:: Task statement ::
Which lines hold the word "name"? Copy each one.
--- Start ---
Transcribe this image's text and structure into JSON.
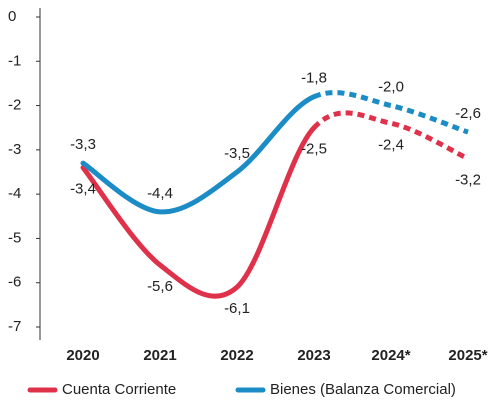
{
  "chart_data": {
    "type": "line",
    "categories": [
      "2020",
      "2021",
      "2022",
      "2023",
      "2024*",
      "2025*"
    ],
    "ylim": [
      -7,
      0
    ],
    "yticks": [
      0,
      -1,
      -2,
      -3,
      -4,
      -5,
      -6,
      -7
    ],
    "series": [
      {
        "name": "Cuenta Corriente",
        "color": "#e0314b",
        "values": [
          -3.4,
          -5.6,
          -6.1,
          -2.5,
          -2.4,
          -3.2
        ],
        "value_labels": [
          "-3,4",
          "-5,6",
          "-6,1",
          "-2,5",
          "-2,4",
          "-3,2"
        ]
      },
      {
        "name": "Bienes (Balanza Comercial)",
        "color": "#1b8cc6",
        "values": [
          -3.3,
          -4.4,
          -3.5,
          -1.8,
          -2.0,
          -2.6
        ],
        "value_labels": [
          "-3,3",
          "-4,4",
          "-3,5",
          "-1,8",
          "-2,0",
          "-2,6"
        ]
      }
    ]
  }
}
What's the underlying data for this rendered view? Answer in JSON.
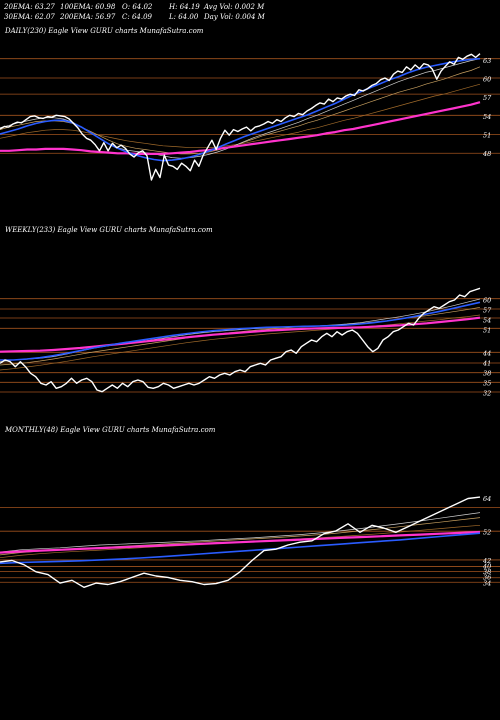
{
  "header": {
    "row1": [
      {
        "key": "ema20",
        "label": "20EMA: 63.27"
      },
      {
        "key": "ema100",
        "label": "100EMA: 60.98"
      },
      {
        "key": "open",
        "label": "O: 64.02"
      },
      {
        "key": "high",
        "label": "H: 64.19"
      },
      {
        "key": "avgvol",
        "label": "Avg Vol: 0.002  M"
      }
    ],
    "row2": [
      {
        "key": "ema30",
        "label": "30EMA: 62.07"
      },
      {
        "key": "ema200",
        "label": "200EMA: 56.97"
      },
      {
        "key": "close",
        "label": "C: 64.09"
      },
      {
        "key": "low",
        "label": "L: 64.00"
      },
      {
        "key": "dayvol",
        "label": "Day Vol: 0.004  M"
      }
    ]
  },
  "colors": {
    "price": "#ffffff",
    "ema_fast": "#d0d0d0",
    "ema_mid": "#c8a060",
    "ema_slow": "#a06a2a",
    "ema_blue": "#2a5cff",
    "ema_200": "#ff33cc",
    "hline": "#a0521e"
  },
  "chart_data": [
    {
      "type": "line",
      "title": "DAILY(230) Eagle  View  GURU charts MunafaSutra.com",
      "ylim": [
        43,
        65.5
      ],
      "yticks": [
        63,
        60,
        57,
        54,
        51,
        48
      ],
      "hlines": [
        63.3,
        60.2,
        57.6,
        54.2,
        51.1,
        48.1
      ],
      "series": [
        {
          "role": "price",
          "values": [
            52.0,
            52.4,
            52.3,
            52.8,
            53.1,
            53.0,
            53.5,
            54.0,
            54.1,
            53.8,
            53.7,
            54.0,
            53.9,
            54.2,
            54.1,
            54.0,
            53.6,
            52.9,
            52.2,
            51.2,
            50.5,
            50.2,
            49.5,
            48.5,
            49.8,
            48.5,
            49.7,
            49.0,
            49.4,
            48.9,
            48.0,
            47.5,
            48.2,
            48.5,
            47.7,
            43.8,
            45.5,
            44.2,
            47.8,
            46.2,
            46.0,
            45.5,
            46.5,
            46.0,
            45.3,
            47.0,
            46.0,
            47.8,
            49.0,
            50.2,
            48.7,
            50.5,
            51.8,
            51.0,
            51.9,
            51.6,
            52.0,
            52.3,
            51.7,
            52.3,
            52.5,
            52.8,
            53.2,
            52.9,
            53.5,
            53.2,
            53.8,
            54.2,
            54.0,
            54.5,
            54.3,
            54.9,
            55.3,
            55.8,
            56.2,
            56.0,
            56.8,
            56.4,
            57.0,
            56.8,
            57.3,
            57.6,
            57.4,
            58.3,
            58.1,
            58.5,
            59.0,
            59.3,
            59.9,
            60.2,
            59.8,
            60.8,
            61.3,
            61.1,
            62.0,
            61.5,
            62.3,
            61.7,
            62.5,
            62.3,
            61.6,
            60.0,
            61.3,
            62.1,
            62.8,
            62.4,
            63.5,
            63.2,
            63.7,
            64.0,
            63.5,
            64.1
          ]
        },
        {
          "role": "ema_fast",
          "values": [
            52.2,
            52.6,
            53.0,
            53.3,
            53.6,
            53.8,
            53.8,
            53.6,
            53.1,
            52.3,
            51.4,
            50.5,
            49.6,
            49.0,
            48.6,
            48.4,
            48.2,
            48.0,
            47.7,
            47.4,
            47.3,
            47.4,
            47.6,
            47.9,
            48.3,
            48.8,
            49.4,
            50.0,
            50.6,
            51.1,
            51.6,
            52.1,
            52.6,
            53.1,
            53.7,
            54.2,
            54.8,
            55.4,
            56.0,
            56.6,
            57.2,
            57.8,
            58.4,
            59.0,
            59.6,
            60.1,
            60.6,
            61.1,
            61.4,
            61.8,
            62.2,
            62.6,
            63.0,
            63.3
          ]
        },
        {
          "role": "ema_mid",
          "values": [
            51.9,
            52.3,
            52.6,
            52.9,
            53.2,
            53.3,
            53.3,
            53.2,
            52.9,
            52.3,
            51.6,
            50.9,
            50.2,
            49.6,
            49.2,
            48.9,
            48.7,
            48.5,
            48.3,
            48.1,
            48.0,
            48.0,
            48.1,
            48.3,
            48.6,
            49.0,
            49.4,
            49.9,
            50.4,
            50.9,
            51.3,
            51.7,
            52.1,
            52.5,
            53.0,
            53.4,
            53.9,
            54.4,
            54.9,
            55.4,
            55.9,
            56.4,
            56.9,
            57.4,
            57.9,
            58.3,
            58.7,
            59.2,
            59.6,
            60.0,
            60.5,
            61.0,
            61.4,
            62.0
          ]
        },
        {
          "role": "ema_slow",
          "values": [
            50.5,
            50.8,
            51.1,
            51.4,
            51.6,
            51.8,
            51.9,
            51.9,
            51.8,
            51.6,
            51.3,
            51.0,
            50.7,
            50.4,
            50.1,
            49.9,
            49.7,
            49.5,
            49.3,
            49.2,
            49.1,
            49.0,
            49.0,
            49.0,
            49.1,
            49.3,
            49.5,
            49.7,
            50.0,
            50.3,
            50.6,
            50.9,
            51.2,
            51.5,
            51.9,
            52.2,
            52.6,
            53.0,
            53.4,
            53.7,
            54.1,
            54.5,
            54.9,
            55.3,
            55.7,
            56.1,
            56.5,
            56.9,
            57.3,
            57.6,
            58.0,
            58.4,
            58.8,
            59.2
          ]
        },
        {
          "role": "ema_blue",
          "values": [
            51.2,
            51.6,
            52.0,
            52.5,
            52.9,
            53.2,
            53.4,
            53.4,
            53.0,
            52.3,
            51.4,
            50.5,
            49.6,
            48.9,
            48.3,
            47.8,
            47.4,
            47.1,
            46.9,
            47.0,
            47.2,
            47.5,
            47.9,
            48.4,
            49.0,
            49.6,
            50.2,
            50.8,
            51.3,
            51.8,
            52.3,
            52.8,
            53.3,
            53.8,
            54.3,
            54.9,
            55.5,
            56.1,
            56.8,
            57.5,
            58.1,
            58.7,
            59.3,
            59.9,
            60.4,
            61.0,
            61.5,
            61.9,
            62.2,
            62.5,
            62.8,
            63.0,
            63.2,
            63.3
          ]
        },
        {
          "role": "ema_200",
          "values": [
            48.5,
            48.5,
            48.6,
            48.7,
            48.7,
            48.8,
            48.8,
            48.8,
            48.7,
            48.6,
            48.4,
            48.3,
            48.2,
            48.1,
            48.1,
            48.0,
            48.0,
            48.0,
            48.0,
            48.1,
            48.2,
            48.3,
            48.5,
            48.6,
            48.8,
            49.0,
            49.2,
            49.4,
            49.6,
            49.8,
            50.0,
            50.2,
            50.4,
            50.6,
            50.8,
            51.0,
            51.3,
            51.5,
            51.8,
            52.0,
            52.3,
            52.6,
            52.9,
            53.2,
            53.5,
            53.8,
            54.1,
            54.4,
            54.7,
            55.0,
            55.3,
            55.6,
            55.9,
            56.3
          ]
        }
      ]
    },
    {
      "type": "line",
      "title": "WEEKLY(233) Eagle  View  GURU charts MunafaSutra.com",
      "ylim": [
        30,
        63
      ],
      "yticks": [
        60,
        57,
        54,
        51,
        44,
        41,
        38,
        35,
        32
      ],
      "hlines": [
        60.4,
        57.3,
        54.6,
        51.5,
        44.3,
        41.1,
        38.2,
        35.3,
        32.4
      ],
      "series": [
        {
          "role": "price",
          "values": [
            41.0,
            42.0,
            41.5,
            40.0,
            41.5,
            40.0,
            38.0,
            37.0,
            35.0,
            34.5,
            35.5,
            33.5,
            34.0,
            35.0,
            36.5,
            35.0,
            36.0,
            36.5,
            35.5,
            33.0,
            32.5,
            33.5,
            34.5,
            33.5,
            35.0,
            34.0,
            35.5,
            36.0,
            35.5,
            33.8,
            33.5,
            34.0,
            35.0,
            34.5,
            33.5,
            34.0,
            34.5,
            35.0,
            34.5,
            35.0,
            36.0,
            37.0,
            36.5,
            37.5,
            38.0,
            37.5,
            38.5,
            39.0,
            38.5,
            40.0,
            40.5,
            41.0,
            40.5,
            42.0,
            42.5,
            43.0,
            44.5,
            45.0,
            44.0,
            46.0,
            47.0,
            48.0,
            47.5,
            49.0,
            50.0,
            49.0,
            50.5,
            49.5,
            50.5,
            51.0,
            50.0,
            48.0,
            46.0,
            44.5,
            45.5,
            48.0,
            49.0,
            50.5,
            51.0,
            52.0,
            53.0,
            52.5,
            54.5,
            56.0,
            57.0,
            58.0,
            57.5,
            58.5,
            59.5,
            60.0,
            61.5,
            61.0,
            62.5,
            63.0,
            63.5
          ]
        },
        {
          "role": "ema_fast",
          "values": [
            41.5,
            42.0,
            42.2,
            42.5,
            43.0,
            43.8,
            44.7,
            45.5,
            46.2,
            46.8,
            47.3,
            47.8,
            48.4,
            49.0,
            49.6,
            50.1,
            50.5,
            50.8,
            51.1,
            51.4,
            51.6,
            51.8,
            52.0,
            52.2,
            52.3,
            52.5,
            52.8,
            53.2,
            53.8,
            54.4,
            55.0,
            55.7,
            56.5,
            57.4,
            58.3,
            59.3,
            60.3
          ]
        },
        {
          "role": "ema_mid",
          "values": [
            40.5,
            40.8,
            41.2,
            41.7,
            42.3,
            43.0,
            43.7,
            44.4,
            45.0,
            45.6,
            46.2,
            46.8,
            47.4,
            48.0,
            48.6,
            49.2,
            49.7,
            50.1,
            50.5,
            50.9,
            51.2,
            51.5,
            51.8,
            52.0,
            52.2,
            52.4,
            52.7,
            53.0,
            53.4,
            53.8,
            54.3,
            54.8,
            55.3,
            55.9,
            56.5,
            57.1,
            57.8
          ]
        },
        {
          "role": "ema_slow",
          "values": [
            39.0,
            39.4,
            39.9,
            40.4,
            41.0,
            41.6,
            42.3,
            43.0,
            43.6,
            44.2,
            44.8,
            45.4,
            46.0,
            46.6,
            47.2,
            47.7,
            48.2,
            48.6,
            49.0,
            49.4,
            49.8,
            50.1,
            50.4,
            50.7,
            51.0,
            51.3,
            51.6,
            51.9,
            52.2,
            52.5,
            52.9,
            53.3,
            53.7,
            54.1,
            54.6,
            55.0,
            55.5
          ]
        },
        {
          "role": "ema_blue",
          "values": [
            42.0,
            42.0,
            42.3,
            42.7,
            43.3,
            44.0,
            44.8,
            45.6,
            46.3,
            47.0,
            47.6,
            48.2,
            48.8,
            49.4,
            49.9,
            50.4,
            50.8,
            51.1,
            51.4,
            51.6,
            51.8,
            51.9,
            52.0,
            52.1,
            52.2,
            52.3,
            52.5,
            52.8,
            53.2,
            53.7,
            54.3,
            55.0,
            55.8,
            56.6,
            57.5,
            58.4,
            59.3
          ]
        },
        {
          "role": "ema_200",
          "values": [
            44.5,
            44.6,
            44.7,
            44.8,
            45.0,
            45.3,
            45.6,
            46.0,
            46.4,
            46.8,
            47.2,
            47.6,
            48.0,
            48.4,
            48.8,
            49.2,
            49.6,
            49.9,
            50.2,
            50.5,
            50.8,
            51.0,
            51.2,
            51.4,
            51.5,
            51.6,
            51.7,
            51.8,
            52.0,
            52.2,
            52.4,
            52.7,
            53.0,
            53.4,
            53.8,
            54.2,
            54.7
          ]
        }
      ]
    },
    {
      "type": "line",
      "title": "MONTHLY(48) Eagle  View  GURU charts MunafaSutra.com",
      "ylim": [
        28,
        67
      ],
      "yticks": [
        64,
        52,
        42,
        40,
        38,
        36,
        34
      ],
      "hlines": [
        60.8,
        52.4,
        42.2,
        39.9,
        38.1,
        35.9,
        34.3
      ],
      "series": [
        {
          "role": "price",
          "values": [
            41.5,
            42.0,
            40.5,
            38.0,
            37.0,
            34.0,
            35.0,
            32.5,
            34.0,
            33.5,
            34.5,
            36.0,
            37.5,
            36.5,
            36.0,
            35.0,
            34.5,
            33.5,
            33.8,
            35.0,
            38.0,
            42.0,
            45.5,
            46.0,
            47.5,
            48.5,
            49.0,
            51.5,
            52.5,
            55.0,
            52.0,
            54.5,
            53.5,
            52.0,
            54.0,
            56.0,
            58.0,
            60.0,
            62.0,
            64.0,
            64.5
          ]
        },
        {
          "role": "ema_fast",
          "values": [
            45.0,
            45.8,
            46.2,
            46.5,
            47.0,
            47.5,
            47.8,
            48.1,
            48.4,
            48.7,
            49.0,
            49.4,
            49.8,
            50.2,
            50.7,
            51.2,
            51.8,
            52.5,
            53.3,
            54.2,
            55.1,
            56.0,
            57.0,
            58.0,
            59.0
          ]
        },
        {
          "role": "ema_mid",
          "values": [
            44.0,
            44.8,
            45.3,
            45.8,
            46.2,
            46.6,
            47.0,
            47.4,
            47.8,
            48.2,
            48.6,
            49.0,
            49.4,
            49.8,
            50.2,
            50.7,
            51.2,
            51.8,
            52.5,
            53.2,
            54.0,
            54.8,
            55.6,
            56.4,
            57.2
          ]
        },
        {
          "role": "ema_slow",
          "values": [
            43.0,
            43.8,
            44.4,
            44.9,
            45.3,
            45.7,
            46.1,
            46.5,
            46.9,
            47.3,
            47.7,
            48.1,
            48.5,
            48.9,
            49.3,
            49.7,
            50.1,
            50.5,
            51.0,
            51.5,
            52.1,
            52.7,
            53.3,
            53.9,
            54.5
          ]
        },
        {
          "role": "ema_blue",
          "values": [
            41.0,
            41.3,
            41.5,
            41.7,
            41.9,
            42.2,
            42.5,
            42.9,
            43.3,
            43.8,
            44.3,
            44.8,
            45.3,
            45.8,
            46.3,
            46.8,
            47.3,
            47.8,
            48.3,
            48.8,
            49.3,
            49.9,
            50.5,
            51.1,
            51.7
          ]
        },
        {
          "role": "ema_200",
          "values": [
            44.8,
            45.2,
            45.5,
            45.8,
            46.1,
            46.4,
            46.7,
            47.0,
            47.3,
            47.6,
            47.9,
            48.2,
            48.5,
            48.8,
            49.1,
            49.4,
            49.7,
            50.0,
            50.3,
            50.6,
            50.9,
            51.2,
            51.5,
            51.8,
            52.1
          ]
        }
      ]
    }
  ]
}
--- End ---
:: Result of this exercise ::
        "name": "Cuenta Corriente",
        "name": "Bienes (Balanza Comercial)",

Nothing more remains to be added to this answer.